WHAT THIS TASK INVOLVES> Repeat every line of the material, character for character.

Records from a data source>
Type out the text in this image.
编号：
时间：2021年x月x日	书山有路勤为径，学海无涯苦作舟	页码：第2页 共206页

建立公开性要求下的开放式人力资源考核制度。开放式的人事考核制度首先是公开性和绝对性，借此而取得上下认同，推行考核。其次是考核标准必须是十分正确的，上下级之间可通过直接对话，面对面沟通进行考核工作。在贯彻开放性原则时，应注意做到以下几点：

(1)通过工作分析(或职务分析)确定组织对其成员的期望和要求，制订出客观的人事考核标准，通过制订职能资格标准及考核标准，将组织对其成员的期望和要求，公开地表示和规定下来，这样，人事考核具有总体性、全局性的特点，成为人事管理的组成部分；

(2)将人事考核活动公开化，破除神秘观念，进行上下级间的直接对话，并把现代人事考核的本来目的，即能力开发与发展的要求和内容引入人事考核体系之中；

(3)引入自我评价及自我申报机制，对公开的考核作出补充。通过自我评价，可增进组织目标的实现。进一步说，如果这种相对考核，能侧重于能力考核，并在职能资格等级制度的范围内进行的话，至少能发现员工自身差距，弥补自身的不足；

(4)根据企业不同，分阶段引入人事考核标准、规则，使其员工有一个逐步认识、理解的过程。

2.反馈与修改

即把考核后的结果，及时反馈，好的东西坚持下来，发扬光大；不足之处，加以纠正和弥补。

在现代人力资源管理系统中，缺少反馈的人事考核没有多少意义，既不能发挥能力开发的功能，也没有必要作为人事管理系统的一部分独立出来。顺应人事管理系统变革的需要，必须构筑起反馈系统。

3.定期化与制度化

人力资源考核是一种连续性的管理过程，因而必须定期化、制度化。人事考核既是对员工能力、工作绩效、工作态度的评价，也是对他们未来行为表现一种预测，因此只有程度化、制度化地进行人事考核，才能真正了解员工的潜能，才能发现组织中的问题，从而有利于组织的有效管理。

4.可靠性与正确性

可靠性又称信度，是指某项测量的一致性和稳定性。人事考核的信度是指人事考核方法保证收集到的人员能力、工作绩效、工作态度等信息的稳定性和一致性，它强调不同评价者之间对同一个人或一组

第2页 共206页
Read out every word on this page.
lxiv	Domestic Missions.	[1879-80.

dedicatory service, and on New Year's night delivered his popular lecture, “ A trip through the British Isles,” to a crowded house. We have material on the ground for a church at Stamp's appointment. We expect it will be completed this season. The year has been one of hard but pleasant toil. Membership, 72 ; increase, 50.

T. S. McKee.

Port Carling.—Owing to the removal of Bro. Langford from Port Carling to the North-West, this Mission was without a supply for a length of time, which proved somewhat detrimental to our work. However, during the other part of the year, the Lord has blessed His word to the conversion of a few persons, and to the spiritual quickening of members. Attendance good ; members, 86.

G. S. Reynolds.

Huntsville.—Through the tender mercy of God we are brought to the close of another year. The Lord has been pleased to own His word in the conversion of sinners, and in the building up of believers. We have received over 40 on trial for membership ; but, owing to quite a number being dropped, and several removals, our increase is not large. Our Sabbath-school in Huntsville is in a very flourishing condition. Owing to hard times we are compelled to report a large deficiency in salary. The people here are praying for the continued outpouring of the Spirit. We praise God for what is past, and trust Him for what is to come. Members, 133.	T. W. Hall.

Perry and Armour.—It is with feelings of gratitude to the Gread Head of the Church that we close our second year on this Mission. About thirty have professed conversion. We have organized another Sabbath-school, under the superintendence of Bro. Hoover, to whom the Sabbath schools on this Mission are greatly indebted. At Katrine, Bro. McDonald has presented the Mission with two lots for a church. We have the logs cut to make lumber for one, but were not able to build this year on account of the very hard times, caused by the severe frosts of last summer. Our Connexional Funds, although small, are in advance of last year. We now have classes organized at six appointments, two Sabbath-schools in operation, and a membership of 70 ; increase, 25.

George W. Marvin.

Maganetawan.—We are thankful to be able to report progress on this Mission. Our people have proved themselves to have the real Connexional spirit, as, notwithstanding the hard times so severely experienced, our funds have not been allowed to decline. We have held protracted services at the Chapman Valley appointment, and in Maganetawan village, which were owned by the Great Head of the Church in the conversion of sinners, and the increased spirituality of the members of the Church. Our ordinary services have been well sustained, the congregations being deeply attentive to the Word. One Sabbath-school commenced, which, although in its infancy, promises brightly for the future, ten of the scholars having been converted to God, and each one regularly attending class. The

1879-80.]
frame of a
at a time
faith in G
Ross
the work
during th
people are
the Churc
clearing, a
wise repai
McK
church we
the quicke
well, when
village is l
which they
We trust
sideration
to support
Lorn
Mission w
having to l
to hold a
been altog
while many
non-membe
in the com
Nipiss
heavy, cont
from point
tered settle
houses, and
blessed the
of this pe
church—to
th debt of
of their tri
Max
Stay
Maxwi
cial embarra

RESPONSE>
Type out the text in this image.
编号：
时间：2021年x月x日	书山有路勤为径，学海无涯苦作舟	页码：第2页 共206页

建立公开性要求下的开放式人力资源考核制度。开放式的人事考核制度首先是公开性和绝对性，借此而取得上下认同，推行考核。其次是考核标准必须是十分正确的，上下级之间可通过直接对话，面对面沟通进行考核工作。在贯彻开放性原则时，应注意做到以下几点：

(1)通过工作分析(或职务分析)确定组织对其成员的期望和要求，制订出客观的人事考核标准，通过制订职能资格标准及考核标准，将组织对其成员的期望和要求，公开地表示和规定下来，这样，人事考核具有总体性、全局性的特点，成为人事管理的组成部分；

(2)将人事考核活动公开化，破除神秘观念，进行上下级间的直接对话，并把现代人事考核的本来目的，即能力开发与发展的要求和内容引入人事考核体系之中；

(3)引入自我评价及自我申报机制，对公开的考核作出补充。通过自我评价，可增进组织目标的实现。进一步说，如果这种相对考核，能侧重于能力考核，并在职能资格等级制度的范围内进行的话，至少能发现员工自身差距，弥补自身的不足；

(4)根据企业不同，分阶段引入人事考核标准、规则，使其员工有一个逐步认识、理解的过程。

2.反馈与修改

即把考核后的结果，及时反馈，好的东西坚持下来，发扬光大；不足之处，加以纠正和弥补。

在现代人力资源管理系统中，缺少反馈的人事考核没有多少意义，既不能发挥能力开发的功能，也没有必要作为人事管理系统的一部分独立出来。顺应人事管理系统变革的需要，必须构筑起反馈系统。

3.定期化与制度化

人力资源考核是一种连续性的管理过程，因而必须定期化、制度化。人事考核既是对员工能力、工作绩效、工作态度的评价，也是对他们未来行为表现一种预测，因此只有程度化、制度化地进行人事考核，才能真正了解员工的潜能，才能发现组织中的问题，从而有利于组织的有效管理。

4.可靠性与正确性

可靠性又称信度，是指某项测量的一致性和稳定性。人事考核的信度是指人事考核方法保证收集到的人员能力、工作绩效、工作态度等信息的稳定性和一致性，它强调不同评价者之间对同一个人或一组

第2页 共206页
Read out every word on this page.
lxiv	Domestic Missions.	[1879-80.

dedicatory service, and on New Year's night delivered his popular lecture, “ A trip through the British Isles,” to a crowded house. We have material on the ground for a church at Stamp's appointment. We expect it will be completed this season. The year has been one of hard but pleasant toil. Membership, 72 ; increase, 50.

T. S. McKee.

Port Carling.—Owing to the removal of Bro. Langford from Port Carling to the North-West, this Mission was without a supply for a length of time, which proved somewhat detrimental to our work. However, during the other part of the year, the Lord has blessed His word to the conversion of a few persons, and to the spiritual quickening of members. Attendance good ; members, 86.

G. S. Reynolds.

Huntsville.—Through the tender mercy of God we are brought to the close of another year. The Lord has been pleased to own His word in the conversion of sinners, and in the building up of believers. We have received over 40 on trial for membership ; but, owing to quite a number being dropped, and several removals, our increase is not large. Our Sabbath-school in Huntsville is in a very flourishing condition. Owing to hard times we are compelled to report a large deficiency in salary. The people here are praying for the continued outpouring of the Spirit. We praise God for what is past, and trust Him for what is to come. Members, 133.	T. W. Hall.

Perry and Armour.—It is with feelings of gratitude to the Gread Head of the Church that we close our second year on this Mission. About thirty have professed conversion. We have organized another Sabbath-school, under the superintendence of Bro. Hoover, to whom the Sabbath schools on this Mission are greatly indebted. At Katrine, Bro. McDonald has presented the Mission with two lots for a church. We have the logs cut to make lumber for one, but were not able to build this year on account of the very hard times, caused by the severe frosts of last summer. Our Connexional Funds, although small, are in advance of last year. We now have classes organized at six appointments, two Sabbath-schools in operation, and a membership of 70 ; increase, 25.

George W. Marvin.

Maganetawan.—We are thankful to be able to report progress on this Mission. Our people have proved themselves to have the real Connexional spirit, as, notwithstanding the hard times so severely experienced, our funds have not been allowed to decline. We have held protracted services at the Chapman Valley appointment, and in Maganetawan village, which were owned by the Great Head of the Church in the conversion of sinners, and the increased spirituality of the members of the Church. Our ordinary services have been well sustained, the congregations being deeply attentive to the Word. One Sabbath-school commenced, which, although in its infancy, promises brightly for the future, ten of the scholars having been converted to God, and each one regularly attending class. The

1879-80.]
frame of a
at a time
faith in G
Ross
the work
during th
people are
the Churc
clearing, a
wise repai
McK
church we
the quicke
well, when
village is l
which they
We trust
sideration
to support
Lorn
Mission w
having to l
to hold a
been altog
while many
non-membe
in the com
Nipiss
heavy, cont
from point
tered settle
houses, and
blessed the
of this pe
church—to
th debt of
of their tri
Max
Stay
Maxwi
cial embarra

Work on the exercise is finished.